• **INSTRUCTION**
Extract each line bearing the word "значительное".

• **PROVIDED MATERIAL**
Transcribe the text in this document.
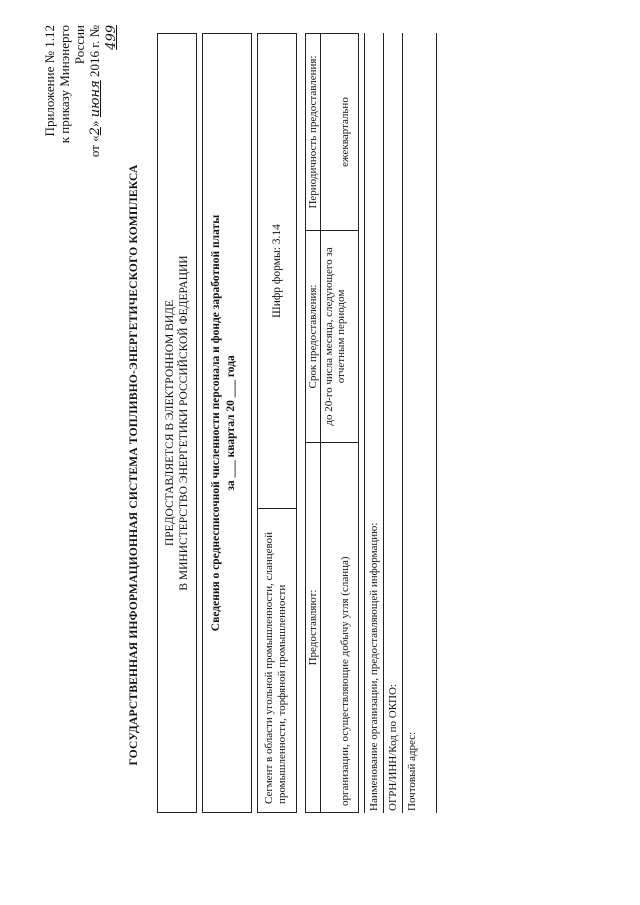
Приложение № 1.12 к приказу Минэнерго России
от «2» июня 2016 г. № 499
ГОСУДАРСТВЕННАЯ ИНФОРМАЦИОННАЯ СИСТЕМА ТОПЛИВНО-ЭНЕРГЕТИЧЕСКОГО КОМПЛЕКСА ПРЕДОСТАВЛЯЕТСЯ В ЭЛЕКТРОННОМ ВИДЕ В МИНИСТЕРСТВО ЭНЕРГЕТИКИ РОССИЙСКОЙ ФЕДЕРАЦИИ Сведения о среднесписочной численности персонала и фонде заработной платы за ___ квартал 20 ___ года
Сегмент в области угольной промышленности, сланцевой промышленности, торфяной промышленности
Шифр формы: 3.14
Предоставляют:	организации, осуществляющие добычу угля (сланца)
Срок предоставления: до 20-го числа месяца, следующего за отчетным периодом
Периодичность предоставления:	ежеквартально
Наименование организации, предоставляющей информацию: ОГРН/ИНН/Код по ОКПО: Почтовый адрес:
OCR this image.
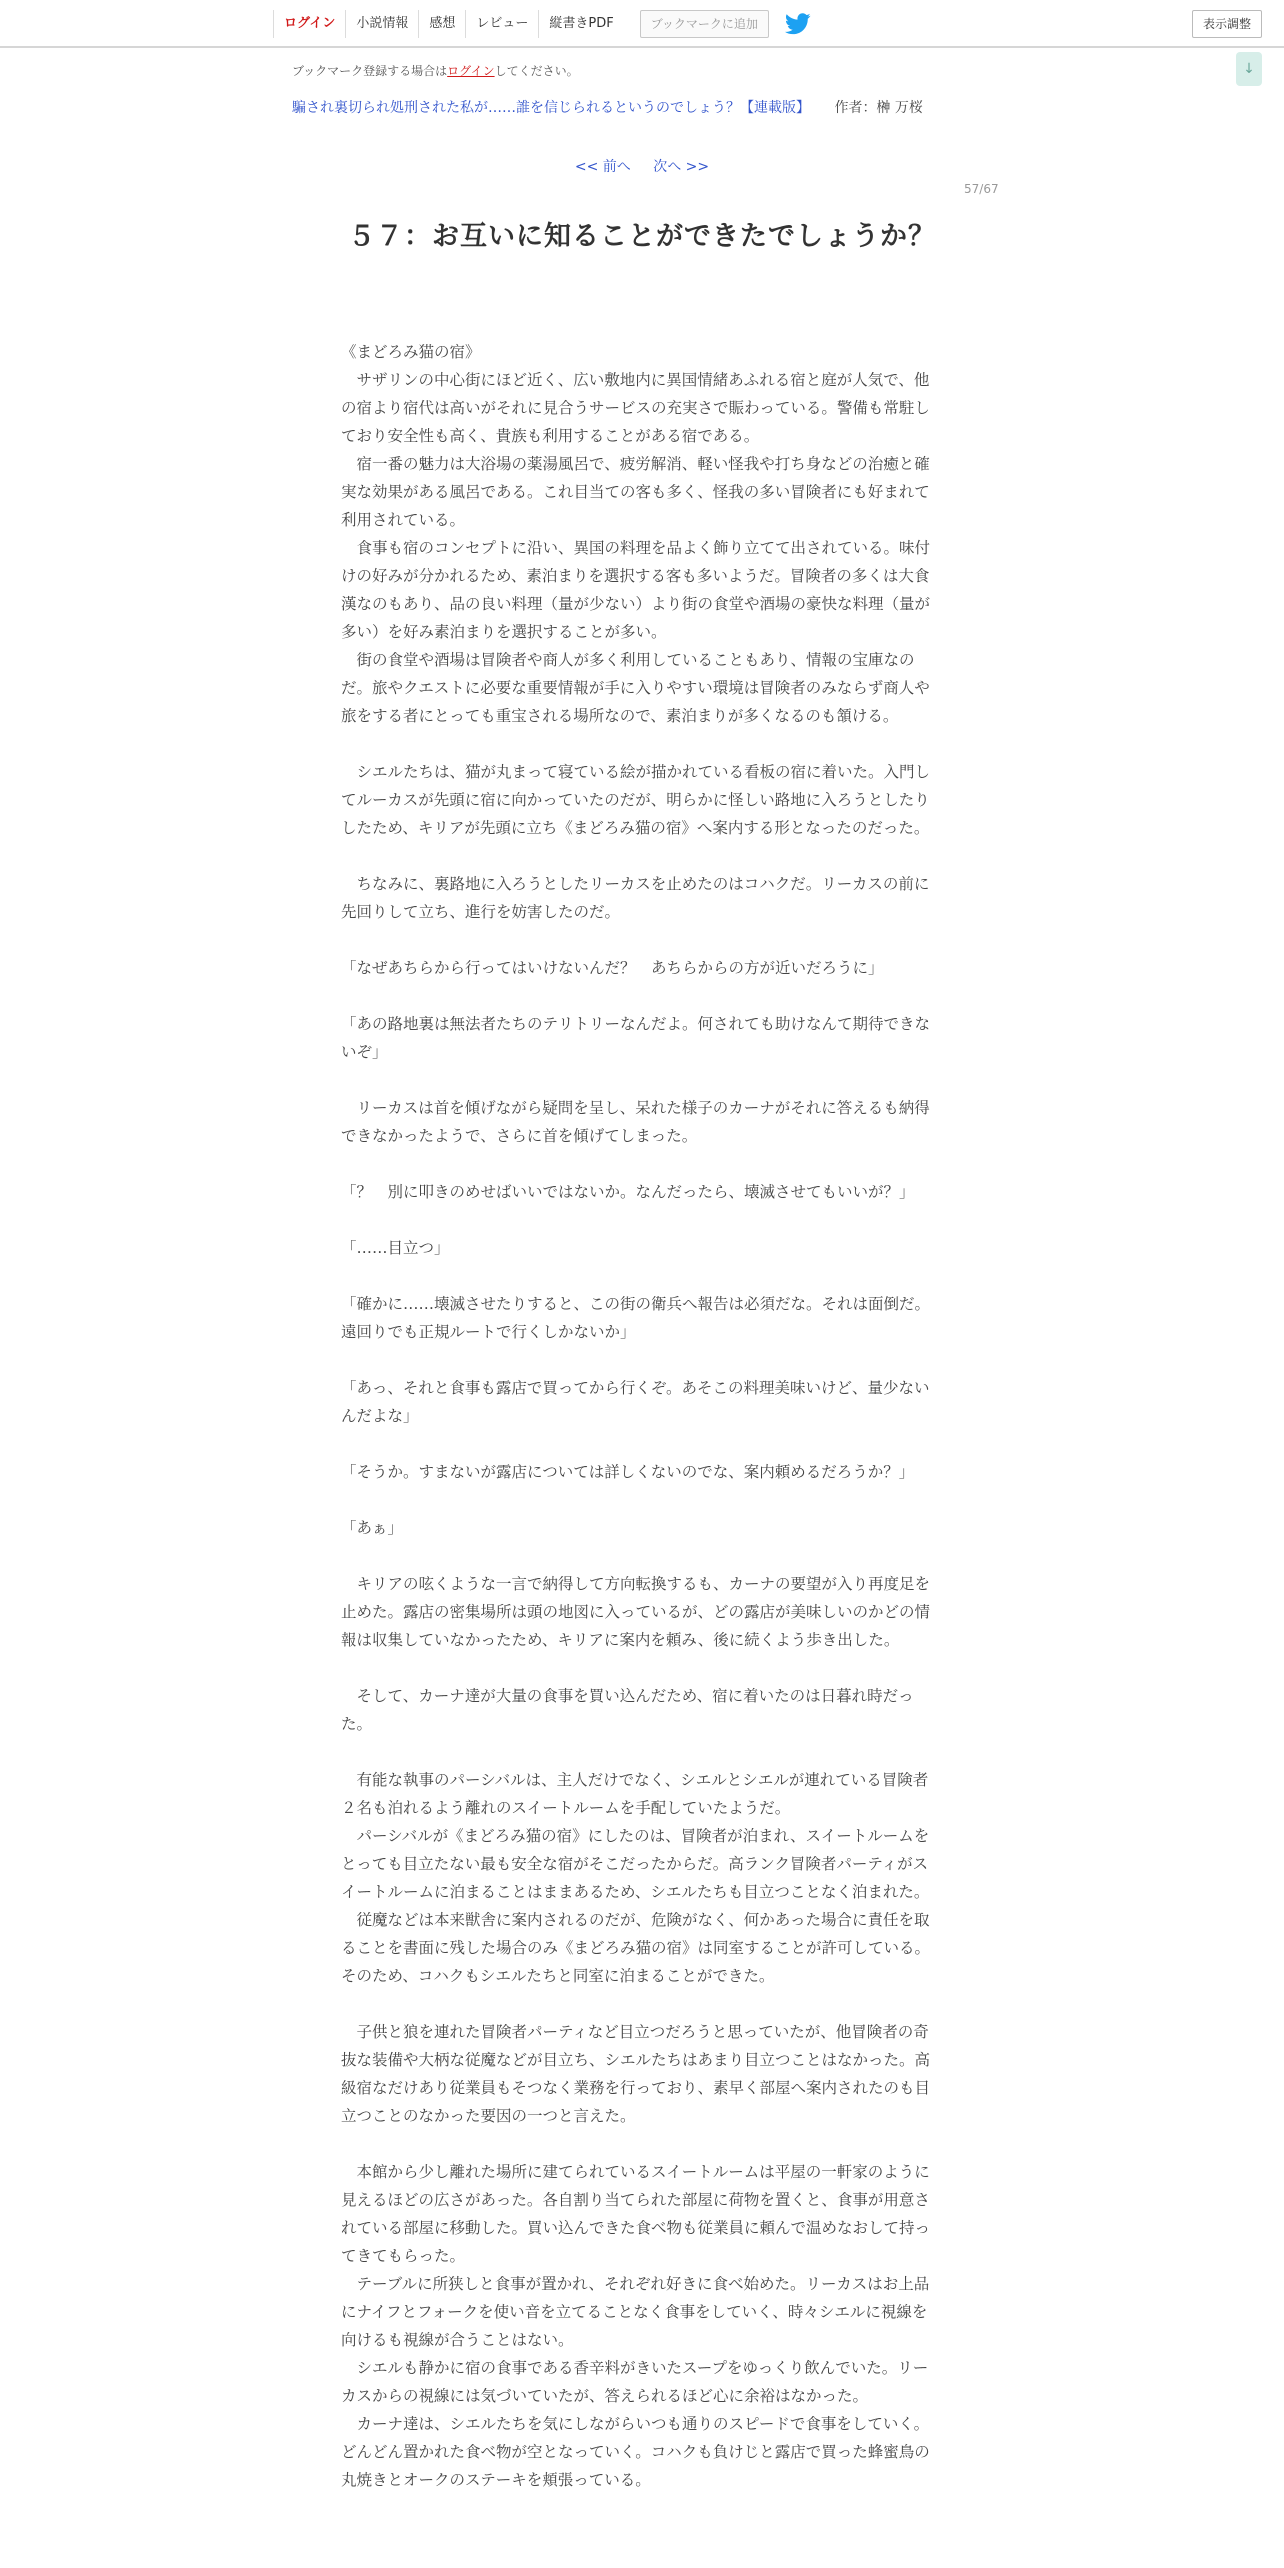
ログイン	小説情報	感想	レビュー	縦書きPDF	ブックマークに追加	表示調整
↓
ブックマーク登録する場合はログインしてください。
騙され裏切られ処刑された私が……誰を信じられるというのでしょう？【連載版】 作者：榊 万桜
<< 前へ 次へ >>
57/67
５７：お互いに知ることができたでしょうか？

《まどろみ猫の宿》

　サザリンの中心街にほど近く、広い敷地内に異国情緒あふれる宿と庭が人気で、他の宿より宿代は高いがそれに見合うサービスの充実さで賑わっている。警備も常駐しており安全性も高く、貴族も利用することがある宿である。

　宿一番の魅力は大浴場の薬湯風呂で、疲労解消、軽い怪我や打ち身などの治癒と確実な効果がある風呂である。これ目当ての客も多く、怪我の多い冒険者にも好まれて利用されている。

　食事も宿のコンセプトに沿い、異国の料理を品よく飾り立てて出されている。味付けの好みが分かれるため、素泊まりを選択する客も多いようだ。冒険者の多くは大食漢なのもあり、品の良い料理（量が少ない）より街の食堂や酒場の豪快な料理（量が多い）を好み素泊まりを選択することが多い。

　街の食堂や酒場は冒険者や商人が多く利用していることもあり、情報の宝庫なのだ。旅やクエストに必要な重要情報が手に入りやすい環境は冒険者のみならず商人や旅をする者にとっても重宝される場所なので、素泊まりが多くなるのも頷ける。

　シエルたちは、猫が丸まって寝ている絵が描かれている看板の宿に着いた。入門してルーカスが先頭に宿に向かっていたのだが、明らかに怪しい路地に入ろうとしたりしたため、キリアが先頭に立ち《まどろみ猫の宿》へ案内する形となったのだった。

　ちなみに、裏路地に入ろうとしたリーカスを止めたのはコハクだ。リーカスの前に先回りして立ち、進行を妨害したのだ。

「なぜあちらから行ってはいけないんだ？　あちらからの方が近いだろうに」

「あの路地裏は無法者たちのテリトリーなんだよ。何されても助けなんて期待できないぞ」

　リーカスは首を傾げながら疑問を呈し、呆れた様子のカーナがそれに答えるも納得できなかったようで、さらに首を傾げてしまった。

「？　別に叩きのめせばいいではないか。なんだったら、壊滅させてもいいが？」

「……目立つ」

「確かに……壊滅させたりすると、この街の衛兵へ報告は必須だな。それは面倒だ。遠回りでも正規ルートで行くしかないか」

「あっ、それと食事も露店で買ってから行くぞ。あそこの料理美味いけど、量少ないんだよな」

「そうか。すまないが露店については詳しくないのでな、案内頼めるだろうか？」

「あぁ」

　キリアの呟くような一言で納得して方向転換するも、カーナの要望が入り再度足を止めた。露店の密集場所は頭の地図に入っているが、どの露店が美味しいのかどの情報は収集していなかったため、キリアに案内を頼み、後に続くよう歩き出した。

　そして、カーナ達が大量の食事を買い込んだため、宿に着いたのは日暮れ時だった。

　有能な執事のパーシバルは、主人だけでなく、シエルとシエルが連れている冒険者２名も泊れるよう離れのスイートルームを手配していたようだ。

　パーシバルが《まどろみ猫の宿》にしたのは、冒険者が泊まれ、スイートルームをとっても目立たない最も安全な宿がそこだったからだ。高ランク冒険者パーティがスイートルームに泊まることはままあるため、シエルたちも目立つことなく泊まれた。

　従魔などは本来獣舎に案内されるのだが、危険がなく、何かあった場合に責任を取ることを書面に残した場合のみ《まどろみ猫の宿》は同室することが許可している。そのため、コハクもシエルたちと同室に泊まることができた。

　子供と狼を連れた冒険者パーティなど目立つだろうと思っていたが、他冒険者の奇抜な装備や大柄な従魔などが目立ち、シエルたちはあまり目立つことはなかった。高級宿なだけあり従業員もそつなく業務を行っており、素早く部屋へ案内されたのも目立つことのなかった要因の一つと言えた。

　本館から少し離れた場所に建てられているスイートルームは平屋の一軒家のように見えるほどの広さがあった。各自割り当てられた部屋に荷物を置くと、食事が用意されている部屋に移動した。買い込んできた食べ物も従業員に頼んで温めなおして持ってきてもらった。

　テーブルに所狭しと食事が置かれ、それぞれ好きに食べ始めた。リーカスはお上品にナイフとフォークを使い音を立てることなく食事をしていく、時々シエルに視線を向けるも視線が合うことはない。

　シエルも静かに宿の食事である香辛料がきいたスープをゆっくり飲んでいた。リーカスからの視線には気づいていたが、答えられるほど心に余裕はなかった。

　カーナ達は、シエルたちを気にしながらいつも通りのスピードで食事をしていく。どんどん置かれた食べ物が空となっていく。コハクも負けじと露店で買った蜂蜜鳥の丸焼きとオークのステーキを頬張っている。
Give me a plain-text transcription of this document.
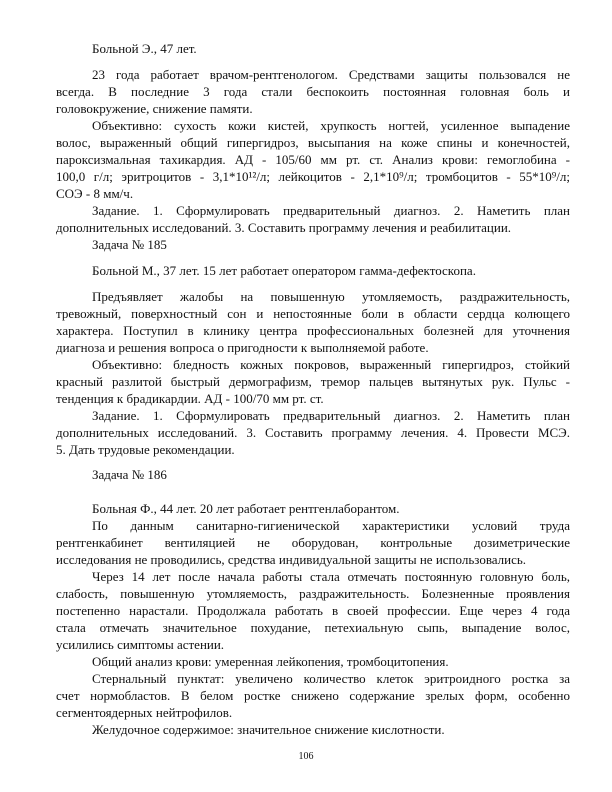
Больной Э., 47 лет.
23 года работает врачом-рентгенологом. Средствами защиты пользовался не
всегда. В последние 3 года стали беспокоить постоянная головная боль и
головокружение, снижение памяти.
Объективно: сухость кожи кистей, хрупкость ногтей, усиленное выпадение
волос, выраженный общий гипергидроз, высыпания на коже спины и конечностей,
пароксизмальная тахикардия. АД - 105/60 мм рт. ст. Анализ крови: гемоглобина -
100,0 г/л; эритроцитов - 3,1*10¹²/л; лейкоцитов - 2,1*10⁹/л; тромбоцитов - 55*10⁹/л;
СОЭ - 8 мм/ч.
Задание. 1. Сформулировать предварительный диагноз. 2. Наметить план
дополнительных исследований. 3. Составить программу лечения и реабилитации.
Задача № 185
Больной М., 37 лет. 15 лет работает оператором гамма-дефектоскопа.
Предъявляет жалобы на повышенную утомляемость, раздражительность,
тревожный, поверхностный сон и непостоянные боли в области сердца колющего
характера. Поступил в клинику центра профессиональных болезней для уточнения
диагноза и решения вопроса о пригодности к выполняемой работе.
Объективно: бледность кожных покровов, выраженный гипергидроз, стойкий
красный разлитой быстрый дермографизм, тремор пальцев вытянутых рук. Пульс -
тенденция к брадикардии. АД - 100/70 мм рт. ст.
Задание. 1. Сформулировать предварительный диагноз. 2. Наметить план
дополнительных исследований. 3. Составить программу лечения. 4. Провести МСЭ.
5. Дать трудовые рекомендации.
Задача № 186
Больная Ф., 44 лет. 20 лет работает рентгенлаборантом.
По данным санитарно-гигиенической характеристики условий труда
рентгенкабинет вентиляцией не оборудован, контрольные дозиметрические
исследования не проводились, средства индивидуальной защиты не использовались.
Через 14 лет после начала работы стала отмечать постоянную головную боль,
слабость, повышенную утомляемость, раздражительность. Болезненные проявления
постепенно нарастали. Продолжала работать в своей профессии. Еще через 4 года
стала отмечать значительное похудание, петехиальную сыпь, выпадение волос,
усилились симптомы астении.
Общий анализ крови: умеренная лейкопения, тромбоцитопения.
Стернальный пунктат: увеличено количество клеток эритроидного ростка за
счет нормобластов. В белом ростке снижено содержание зрелых форм, особенно
сегментоядерных нейтрофилов.
Желудочное содержимое: значительное снижение кислотности.
106
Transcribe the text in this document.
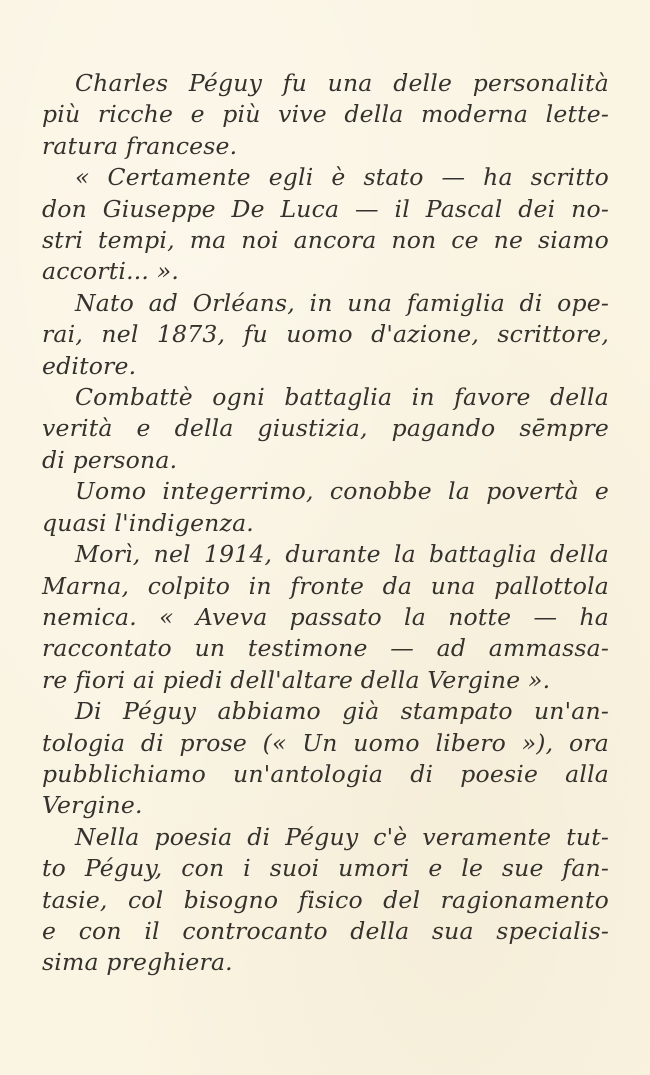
Charles Péguy fu una delle personalità
più ricche e più vive della moderna lette-
ratura francese.

« Certamente egli è stato — ha scritto
don Giuseppe De Luca — il Pascal dei no-
stri tempi, ma noi ancora non ce ne siamo
accorti... ».

Nato ad Orléans, in una famiglia di ope-
rai, nel 1873, fu uomo d'azione, scrittore,
editore.

Combattè ogni battaglia in favore della
verità e della giustizia, pagando sēmpre
di persona.

Uomo integerrimo, conobbe la povertà e
quasi l'indigenza.

Morì, nel 1914, durante la battaglia della
Marna, colpito in fronte da una pallottola
nemica. « Aveva passato la notte — ha
raccontato un testimone — ad ammassa-
re fiori ai piedi dell'altare della Vergine ».

Di Péguy abbiamo già stampato un'an-
tologia di prose (« Un uomo libero »), ora
pubblichiamo un'antologia di poesie alla
Vergine.

Nella poesia di Péguy c'è veramente tut-
to Péguy, con i suoi umori e le sue fan-
tasie, col bisogno fisico del ragionamento
e con il controcanto della sua specialis-
sima preghiera.
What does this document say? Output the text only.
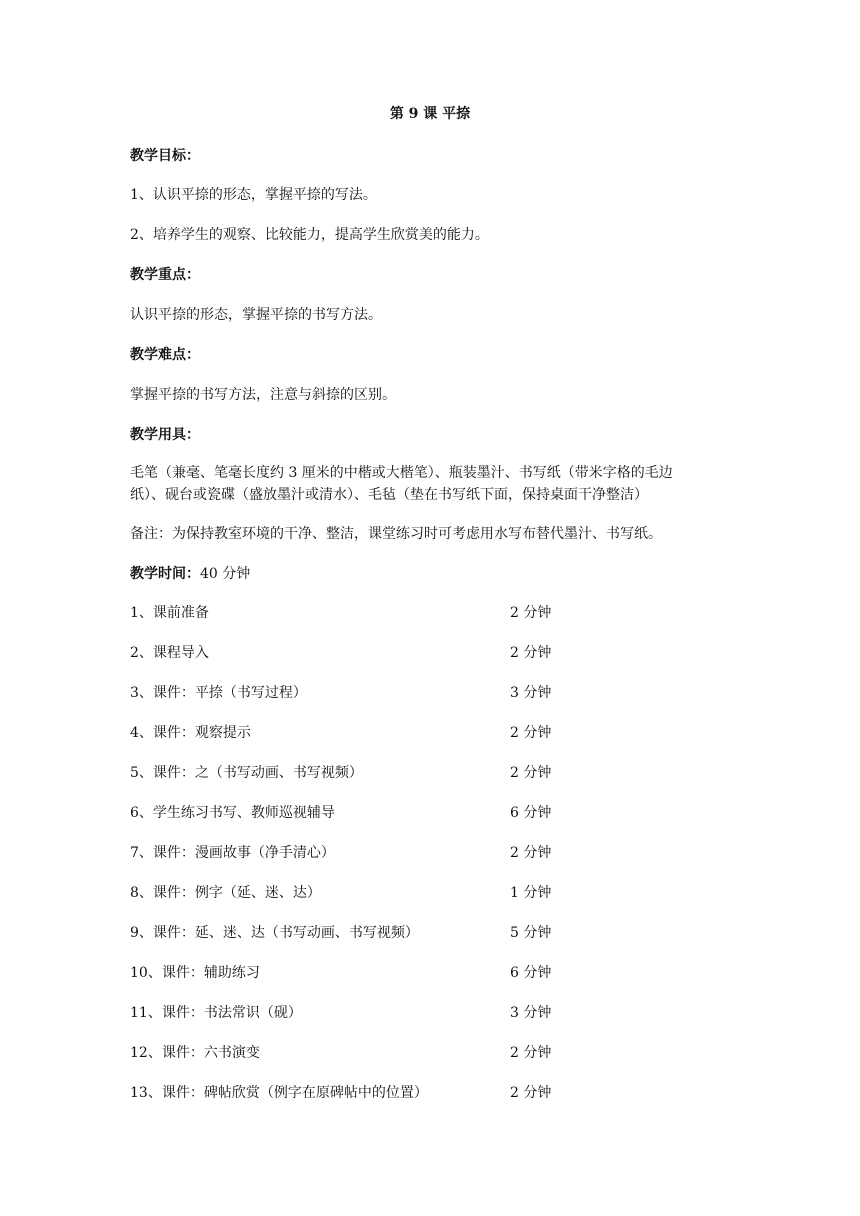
第 9 课 平捺
教学目标：
1、认识平捺的形态，掌握平捺的写法。
2、培养学生的观察、比较能力，提高学生欣赏美的能力。
教学重点：
认识平捺的形态，掌握平捺的书写方法。
教学难点：
掌握平捺的书写方法，注意与斜捺的区别。
教学用具：
毛笔（兼毫、笔毫长度约 3 厘米的中楷或大楷笔）、瓶装墨汁、书写纸（带米字格的毛边
纸）、砚台或瓷碟（盛放墨汁或清水）、毛毡（垫在书写纸下面，保持桌面干净整洁）
备注：为保持教室环境的干净、整洁，课堂练习时可考虑用水写布替代墨汁、书写纸。
教学时间：40 分钟
1、课前准备	2 分钟
2、课程导入	2 分钟
3、课件：平捺（书写过程）	3 分钟
4、课件：观察提示	2 分钟
5、课件：之（书写动画、书写视频）	2 分钟
6、学生练习书写、教师巡视辅导	6 分钟
7、课件：漫画故事（净手清心）	2 分钟
8、课件：例字（延、迷、达）	1 分钟
9、课件：延、迷、达（书写动画、书写视频）	5 分钟
10、课件：辅助练习	6 分钟
11、课件：书法常识（砚）	3 分钟
12、课件：六书演变	2 分钟
13、课件：碑帖欣赏（例字在原碑帖中的位置）	2 分钟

• **OUTPUT FOR THIS EXERCISE**
стала отмечать значительное похудание, петехиальную сыпь, выпадение волос,
Желудочное содержимое: значительное снижение кислотности.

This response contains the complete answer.